Work to complete
Return all lines where the word "label" can be found.

»»

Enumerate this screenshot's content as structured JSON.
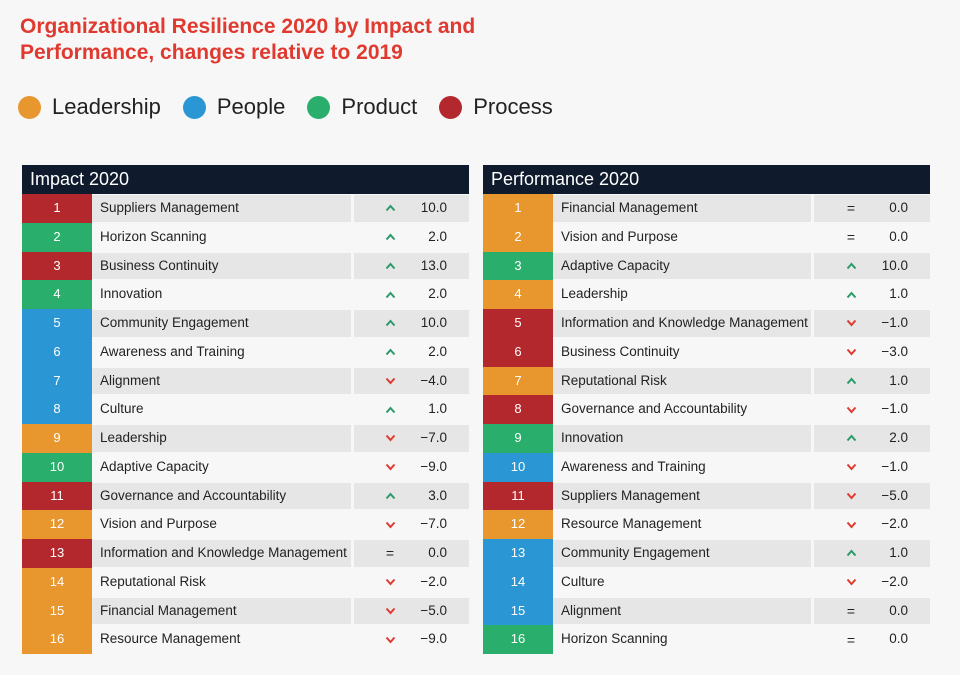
{
  "title": "Organizational Resilience 2020 by Impact and Performance, changes relative to 2019",
  "colors": {
    "Leadership": "#e8962e",
    "People": "#2a97d4",
    "Product": "#2aae6b",
    "Process": "#b3282d",
    "up": "#2a9a6a",
    "down": "#e03a30"
  },
  "legend": [
    {
      "label": "Leadership",
      "category": "Leadership"
    },
    {
      "label": "People",
      "category": "People"
    },
    {
      "label": "Product",
      "category": "Product"
    },
    {
      "label": "Process",
      "category": "Process"
    }
  ],
  "chart_data": [
    {
      "type": "table",
      "title": "Impact 2020",
      "columns": [
        "rank",
        "name",
        "change"
      ],
      "rows": [
        {
          "rank": "1",
          "name": "Suppliers Management",
          "category": "Process",
          "direction": "up",
          "change": "10.0"
        },
        {
          "rank": "2",
          "name": "Horizon Scanning",
          "category": "Product",
          "direction": "up",
          "change": "2.0"
        },
        {
          "rank": "3",
          "name": "Business Continuity",
          "category": "Process",
          "direction": "up",
          "change": "13.0"
        },
        {
          "rank": "4",
          "name": "Innovation",
          "category": "Product",
          "direction": "up",
          "change": "2.0"
        },
        {
          "rank": "5",
          "name": "Community Engagement",
          "category": "People",
          "direction": "up",
          "change": "10.0"
        },
        {
          "rank": "6",
          "name": "Awareness and Training",
          "category": "People",
          "direction": "up",
          "change": "2.0"
        },
        {
          "rank": "7",
          "name": "Alignment",
          "category": "People",
          "direction": "down",
          "change": "−4.0"
        },
        {
          "rank": "8",
          "name": "Culture",
          "category": "People",
          "direction": "up",
          "change": "1.0"
        },
        {
          "rank": "9",
          "name": "Leadership",
          "category": "Leadership",
          "direction": "down",
          "change": "−7.0"
        },
        {
          "rank": "10",
          "name": "Adaptive Capacity",
          "category": "Product",
          "direction": "down",
          "change": "−9.0"
        },
        {
          "rank": "11",
          "name": "Governance and Accountability",
          "category": "Process",
          "direction": "up",
          "change": "3.0"
        },
        {
          "rank": "12",
          "name": "Vision and Purpose",
          "category": "Leadership",
          "direction": "down",
          "change": "−7.0"
        },
        {
          "rank": "13",
          "name": "Information and Knowledge Management",
          "category": "Process",
          "direction": "equal",
          "change": "0.0"
        },
        {
          "rank": "14",
          "name": "Reputational Risk",
          "category": "Leadership",
          "direction": "down",
          "change": "−2.0"
        },
        {
          "rank": "15",
          "name": "Financial Management",
          "category": "Leadership",
          "direction": "down",
          "change": "−5.0"
        },
        {
          "rank": "16",
          "name": "Resource Management",
          "category": "Leadership",
          "direction": "down",
          "change": "−9.0"
        }
      ]
    },
    {
      "type": "table",
      "title": "Performance 2020",
      "columns": [
        "rank",
        "name",
        "change"
      ],
      "rows": [
        {
          "rank": "1",
          "name": "Financial Management",
          "category": "Leadership",
          "direction": "equal",
          "change": "0.0"
        },
        {
          "rank": "2",
          "name": "Vision and Purpose",
          "category": "Leadership",
          "direction": "equal",
          "change": "0.0"
        },
        {
          "rank": "3",
          "name": "Adaptive Capacity",
          "category": "Product",
          "direction": "up",
          "change": "10.0"
        },
        {
          "rank": "4",
          "name": "Leadership",
          "category": "Leadership",
          "direction": "up",
          "change": "1.0"
        },
        {
          "rank": "5",
          "name": "Information and Knowledge Management",
          "category": "Process",
          "direction": "down",
          "change": "−1.0"
        },
        {
          "rank": "6",
          "name": "Business Continuity",
          "category": "Process",
          "direction": "down",
          "change": "−3.0"
        },
        {
          "rank": "7",
          "name": "Reputational Risk",
          "category": "Leadership",
          "direction": "up",
          "change": "1.0"
        },
        {
          "rank": "8",
          "name": "Governance and Accountability",
          "category": "Process",
          "direction": "down",
          "change": "−1.0"
        },
        {
          "rank": "9",
          "name": "Innovation",
          "category": "Product",
          "direction": "up",
          "change": "2.0"
        },
        {
          "rank": "10",
          "name": "Awareness and Training",
          "category": "People",
          "direction": "down",
          "change": "−1.0"
        },
        {
          "rank": "11",
          "name": "Suppliers Management",
          "category": "Process",
          "direction": "down",
          "change": "−5.0"
        },
        {
          "rank": "12",
          "name": "Resource Management",
          "category": "Leadership",
          "direction": "down",
          "change": "−2.0"
        },
        {
          "rank": "13",
          "name": "Community Engagement",
          "category": "People",
          "direction": "up",
          "change": "1.0"
        },
        {
          "rank": "14",
          "name": "Culture",
          "category": "People",
          "direction": "down",
          "change": "−2.0"
        },
        {
          "rank": "15",
          "name": "Alignment",
          "category": "People",
          "direction": "equal",
          "change": "0.0"
        },
        {
          "rank": "16",
          "name": "Horizon Scanning",
          "category": "Product",
          "direction": "equal",
          "change": "0.0"
        }
      ]
    }
  ]
}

««

Task answer
      "label": "Leadership",
      "label": "People",
      "label": "Product",
      "label": "Process",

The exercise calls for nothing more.